(TASK REQUIREMENTS) Give all of the lines again exactly as they read.
══════════
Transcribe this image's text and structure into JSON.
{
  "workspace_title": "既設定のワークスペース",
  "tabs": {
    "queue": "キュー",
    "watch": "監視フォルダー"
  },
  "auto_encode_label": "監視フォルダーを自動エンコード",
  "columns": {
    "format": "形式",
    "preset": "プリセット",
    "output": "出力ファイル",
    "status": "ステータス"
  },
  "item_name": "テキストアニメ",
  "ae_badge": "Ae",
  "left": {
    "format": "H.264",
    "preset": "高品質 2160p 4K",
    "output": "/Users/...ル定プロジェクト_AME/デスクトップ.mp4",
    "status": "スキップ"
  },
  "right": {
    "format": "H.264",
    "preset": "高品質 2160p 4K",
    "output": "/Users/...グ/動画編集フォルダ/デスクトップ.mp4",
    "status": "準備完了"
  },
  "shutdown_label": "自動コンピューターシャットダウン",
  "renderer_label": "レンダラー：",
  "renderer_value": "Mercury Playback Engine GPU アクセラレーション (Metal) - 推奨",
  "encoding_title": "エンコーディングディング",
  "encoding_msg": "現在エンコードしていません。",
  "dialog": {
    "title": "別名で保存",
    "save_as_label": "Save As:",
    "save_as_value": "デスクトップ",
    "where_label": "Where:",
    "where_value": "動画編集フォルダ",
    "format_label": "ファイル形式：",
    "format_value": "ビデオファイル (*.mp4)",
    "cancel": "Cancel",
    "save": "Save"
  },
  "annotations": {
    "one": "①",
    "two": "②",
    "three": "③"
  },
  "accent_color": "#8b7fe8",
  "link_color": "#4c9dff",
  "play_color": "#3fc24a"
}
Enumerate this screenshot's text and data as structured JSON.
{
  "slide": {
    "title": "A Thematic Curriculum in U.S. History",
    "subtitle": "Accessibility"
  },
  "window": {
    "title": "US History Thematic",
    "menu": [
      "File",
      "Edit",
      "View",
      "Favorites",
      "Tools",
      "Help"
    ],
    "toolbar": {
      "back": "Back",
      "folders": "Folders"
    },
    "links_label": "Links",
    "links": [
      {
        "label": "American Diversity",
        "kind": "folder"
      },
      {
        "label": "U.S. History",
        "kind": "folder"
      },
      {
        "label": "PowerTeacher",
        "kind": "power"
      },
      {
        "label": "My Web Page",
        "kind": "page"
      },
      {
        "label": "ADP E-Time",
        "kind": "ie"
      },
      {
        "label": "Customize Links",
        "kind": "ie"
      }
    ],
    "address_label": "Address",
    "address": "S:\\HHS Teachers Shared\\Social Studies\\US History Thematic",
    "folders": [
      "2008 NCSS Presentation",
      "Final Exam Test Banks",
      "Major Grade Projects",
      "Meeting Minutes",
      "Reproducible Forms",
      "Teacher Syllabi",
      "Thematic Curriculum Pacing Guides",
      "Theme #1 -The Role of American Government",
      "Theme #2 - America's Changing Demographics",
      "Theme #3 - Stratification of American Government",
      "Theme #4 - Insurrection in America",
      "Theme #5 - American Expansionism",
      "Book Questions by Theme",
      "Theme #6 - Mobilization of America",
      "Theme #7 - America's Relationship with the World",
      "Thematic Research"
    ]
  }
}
══════════
(RESULT OF THE EXERCISE)
Transcribe this image's text and structure into JSON.
{
  "workspace_title": "既設定のワークスペース",
  "tabs": {
    "queue": "キュー",
    "watch": "監視フォルダー"
  },
  "auto_encode_label": "監視フォルダーを自動エンコード",
  "columns": {
    "format": "形式",
    "preset": "プリセット",
    "output": "出力ファイル",
    "status": "ステータス"
  },
  "item_name": "テキストアニメ",
  "ae_badge": "Ae",
  "left": {
    "format": "H.264",
    "preset": "高品質 2160p 4K",
    "output": "/Users/...ル定プロジェクト_AME/デスクトップ.mp4",
    "status": "スキップ"
  },
  "right": {
    "format": "H.264",
    "preset": "高品質 2160p 4K",
    "output": "/Users/...グ/動画編集フォルダ/デスクトップ.mp4",
    "status": "準備完了"
  },
  "shutdown_label": "自動コンピューターシャットダウン",
  "renderer_label": "レンダラー：",
  "renderer_value": "Mercury Playback Engine GPU アクセラレーション (Metal) - 推奨",
  "encoding_title": "エンコーディングディング",
  "encoding_msg": "現在エンコードしていません。",
  "dialog": {
    "title": "別名で保存",
    "save_as_label": "Save As:",
    "save_as_value": "デスクトップ",
    "where_label": "Where:",
    "where_value": "動画編集フォルダ",
    "format_label": "ファイル形式：",
    "format_value": "ビデオファイル (*.mp4)",
    "cancel": "Cancel",
    "save": "Save"
  },
  "annotations": {
    "one": "①",
    "two": "②",
    "three": "③"
  },
  "accent_color": "#8b7fe8",
  "link_color": "#4c9dff",
  "play_color": "#3fc24a"
}
Enumerate this screenshot's text and data as structured JSON.
{
  "slide": {
    "title": "A Thematic Curriculum in U.S. History",
    "subtitle": "Accessibility"
  },
  "window": {
    "title": "US History Thematic",
    "menu": [
      "File",
      "Edit",
      "View",
      "Favorites",
      "Tools",
      "Help"
    ],
    "toolbar": {
      "back": "Back",
      "folders": "Folders"
    },
    "links_label": "Links",
    "links": [
      {
        "label": "American Diversity",
        "kind": "folder"
      },
      {
        "label": "U.S. History",
        "kind": "folder"
      },
      {
        "label": "PowerTeacher",
        "kind": "power"
      },
      {
        "label": "My Web Page",
        "kind": "page"
      },
      {
        "label": "ADP E-Time",
        "kind": "ie"
      },
      {
        "label": "Customize Links",
        "kind": "ie"
      }
    ],
    "address_label": "Address",
    "address": "S:\\HHS Teachers Shared\\Social Studies\\US History Thematic",
    "folders": [
      "2008 NCSS Presentation",
      "Final Exam Test Banks",
      "Major Grade Projects",
      "Meeting Minutes",
      "Reproducible Forms",
      "Teacher Syllabi",
      "Thematic Curriculum Pacing Guides",
      "Theme #1 -The Role of American Government",
      "Theme #2 - America's Changing Demographics",
      "Theme #3 - Stratification of American Government",
      "Theme #4 - Insurrection in America",
      "Theme #5 - American Expansionism",
      "Book Questions by Theme",
      "Theme #6 - Mobilization of America",
      "Theme #7 - America's Relationship with the World",
      "Thematic Research"
    ]
  }
}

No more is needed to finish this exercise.